<<<<

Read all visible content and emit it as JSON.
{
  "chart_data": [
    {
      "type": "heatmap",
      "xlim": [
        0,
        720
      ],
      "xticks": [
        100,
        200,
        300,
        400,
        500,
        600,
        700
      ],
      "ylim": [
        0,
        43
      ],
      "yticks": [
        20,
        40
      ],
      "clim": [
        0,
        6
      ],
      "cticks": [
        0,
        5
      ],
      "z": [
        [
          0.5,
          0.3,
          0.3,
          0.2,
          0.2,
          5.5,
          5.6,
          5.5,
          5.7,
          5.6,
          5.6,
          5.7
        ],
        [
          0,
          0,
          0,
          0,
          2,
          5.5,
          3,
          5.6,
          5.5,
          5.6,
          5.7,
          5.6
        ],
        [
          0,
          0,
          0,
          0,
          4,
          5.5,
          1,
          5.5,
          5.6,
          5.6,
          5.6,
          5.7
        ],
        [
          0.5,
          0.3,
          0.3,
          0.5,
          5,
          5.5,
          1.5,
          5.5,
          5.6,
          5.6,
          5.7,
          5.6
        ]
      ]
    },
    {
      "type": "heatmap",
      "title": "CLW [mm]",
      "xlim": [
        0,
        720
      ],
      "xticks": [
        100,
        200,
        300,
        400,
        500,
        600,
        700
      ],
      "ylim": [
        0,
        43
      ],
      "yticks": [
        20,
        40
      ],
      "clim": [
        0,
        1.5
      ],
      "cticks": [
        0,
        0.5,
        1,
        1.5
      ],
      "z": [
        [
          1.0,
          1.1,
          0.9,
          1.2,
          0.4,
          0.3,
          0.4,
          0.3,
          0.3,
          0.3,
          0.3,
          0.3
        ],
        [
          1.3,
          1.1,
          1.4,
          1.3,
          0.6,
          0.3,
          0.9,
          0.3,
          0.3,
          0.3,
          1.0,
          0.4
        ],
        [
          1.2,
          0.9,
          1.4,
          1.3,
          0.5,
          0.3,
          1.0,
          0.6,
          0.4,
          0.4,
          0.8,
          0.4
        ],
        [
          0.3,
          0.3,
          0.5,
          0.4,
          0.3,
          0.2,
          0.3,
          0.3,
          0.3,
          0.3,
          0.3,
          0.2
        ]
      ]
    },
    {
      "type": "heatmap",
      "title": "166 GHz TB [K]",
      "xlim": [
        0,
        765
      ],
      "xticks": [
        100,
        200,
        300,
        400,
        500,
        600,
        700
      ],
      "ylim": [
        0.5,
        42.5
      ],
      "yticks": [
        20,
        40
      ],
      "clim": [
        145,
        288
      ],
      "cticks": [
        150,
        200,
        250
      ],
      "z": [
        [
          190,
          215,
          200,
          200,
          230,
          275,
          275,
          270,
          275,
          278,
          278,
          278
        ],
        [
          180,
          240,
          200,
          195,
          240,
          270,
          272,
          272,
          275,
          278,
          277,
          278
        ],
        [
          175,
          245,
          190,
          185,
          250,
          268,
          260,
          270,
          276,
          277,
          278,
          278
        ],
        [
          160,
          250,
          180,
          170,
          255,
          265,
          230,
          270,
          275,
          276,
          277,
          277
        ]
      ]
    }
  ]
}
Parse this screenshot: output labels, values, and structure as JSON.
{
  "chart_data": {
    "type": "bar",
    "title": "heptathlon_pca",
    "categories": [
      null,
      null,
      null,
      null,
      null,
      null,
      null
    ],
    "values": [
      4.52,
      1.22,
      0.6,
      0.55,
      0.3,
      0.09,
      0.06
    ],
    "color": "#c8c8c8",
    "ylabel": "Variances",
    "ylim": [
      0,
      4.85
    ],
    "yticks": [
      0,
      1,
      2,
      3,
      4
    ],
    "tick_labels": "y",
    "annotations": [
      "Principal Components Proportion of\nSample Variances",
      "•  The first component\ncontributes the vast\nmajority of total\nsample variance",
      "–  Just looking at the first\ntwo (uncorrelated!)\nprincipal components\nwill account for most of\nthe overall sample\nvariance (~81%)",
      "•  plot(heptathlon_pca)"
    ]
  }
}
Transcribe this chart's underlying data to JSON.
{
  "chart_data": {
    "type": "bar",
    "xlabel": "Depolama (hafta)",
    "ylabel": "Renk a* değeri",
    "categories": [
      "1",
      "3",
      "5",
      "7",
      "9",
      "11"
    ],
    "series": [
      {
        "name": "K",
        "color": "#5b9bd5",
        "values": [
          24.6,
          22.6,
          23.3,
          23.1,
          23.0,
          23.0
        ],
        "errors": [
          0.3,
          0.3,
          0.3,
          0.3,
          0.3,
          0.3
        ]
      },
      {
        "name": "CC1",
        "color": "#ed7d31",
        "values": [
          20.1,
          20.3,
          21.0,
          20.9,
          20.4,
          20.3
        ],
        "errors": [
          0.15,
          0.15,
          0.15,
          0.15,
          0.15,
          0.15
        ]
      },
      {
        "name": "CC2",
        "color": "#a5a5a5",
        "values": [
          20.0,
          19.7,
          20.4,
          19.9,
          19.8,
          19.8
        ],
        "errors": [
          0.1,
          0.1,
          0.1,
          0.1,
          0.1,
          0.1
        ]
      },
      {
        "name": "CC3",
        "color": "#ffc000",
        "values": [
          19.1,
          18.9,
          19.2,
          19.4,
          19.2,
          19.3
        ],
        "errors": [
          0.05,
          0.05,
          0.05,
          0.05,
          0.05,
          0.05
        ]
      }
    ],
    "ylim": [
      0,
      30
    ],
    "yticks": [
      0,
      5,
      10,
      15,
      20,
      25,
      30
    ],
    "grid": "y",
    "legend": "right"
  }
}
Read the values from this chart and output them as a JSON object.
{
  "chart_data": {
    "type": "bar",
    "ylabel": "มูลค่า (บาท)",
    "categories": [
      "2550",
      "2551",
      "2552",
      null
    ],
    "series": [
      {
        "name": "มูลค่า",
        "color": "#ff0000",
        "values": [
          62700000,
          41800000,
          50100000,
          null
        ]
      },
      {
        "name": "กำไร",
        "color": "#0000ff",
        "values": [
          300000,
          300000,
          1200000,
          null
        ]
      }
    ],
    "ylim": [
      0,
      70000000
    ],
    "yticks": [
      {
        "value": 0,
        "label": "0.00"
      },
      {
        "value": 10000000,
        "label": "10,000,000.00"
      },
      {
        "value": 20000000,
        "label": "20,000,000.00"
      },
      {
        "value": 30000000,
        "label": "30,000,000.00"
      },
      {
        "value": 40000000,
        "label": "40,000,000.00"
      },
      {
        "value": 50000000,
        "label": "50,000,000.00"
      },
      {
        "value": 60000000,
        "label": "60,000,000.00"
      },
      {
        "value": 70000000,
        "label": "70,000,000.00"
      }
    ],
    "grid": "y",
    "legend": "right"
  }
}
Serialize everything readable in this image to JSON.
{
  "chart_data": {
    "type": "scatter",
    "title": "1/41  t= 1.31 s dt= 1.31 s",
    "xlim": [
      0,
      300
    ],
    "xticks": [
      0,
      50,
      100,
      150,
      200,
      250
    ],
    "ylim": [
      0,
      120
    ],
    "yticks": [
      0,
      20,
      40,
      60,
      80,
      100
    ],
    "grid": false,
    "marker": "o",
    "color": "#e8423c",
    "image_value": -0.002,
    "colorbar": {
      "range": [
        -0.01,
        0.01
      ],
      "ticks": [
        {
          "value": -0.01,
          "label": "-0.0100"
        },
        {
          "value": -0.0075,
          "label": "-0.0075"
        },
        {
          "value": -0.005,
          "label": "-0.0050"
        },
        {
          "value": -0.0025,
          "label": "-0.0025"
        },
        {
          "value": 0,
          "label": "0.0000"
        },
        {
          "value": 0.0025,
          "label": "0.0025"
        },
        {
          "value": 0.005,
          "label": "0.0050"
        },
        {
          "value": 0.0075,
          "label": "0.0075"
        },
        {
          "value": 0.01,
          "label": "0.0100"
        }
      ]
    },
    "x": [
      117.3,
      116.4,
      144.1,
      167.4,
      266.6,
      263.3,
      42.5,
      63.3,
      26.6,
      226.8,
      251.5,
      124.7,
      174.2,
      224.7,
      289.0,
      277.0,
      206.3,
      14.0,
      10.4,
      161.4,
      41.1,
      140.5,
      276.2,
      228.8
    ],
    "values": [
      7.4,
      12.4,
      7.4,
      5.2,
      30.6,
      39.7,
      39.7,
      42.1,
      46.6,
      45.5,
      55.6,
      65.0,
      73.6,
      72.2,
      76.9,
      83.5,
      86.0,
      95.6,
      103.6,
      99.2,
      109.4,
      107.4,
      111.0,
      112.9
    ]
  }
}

>>>>

INSTRUCTION —
Pull out every line in the material above where "title" occurs.

THE RESULT —
      "title": "CLW [mm]",
      "title": "166 GHz TB [K]",
    "title": "heptathlon_pca",
    "title": "1/41  t= 1.31 s dt= 1.31 s",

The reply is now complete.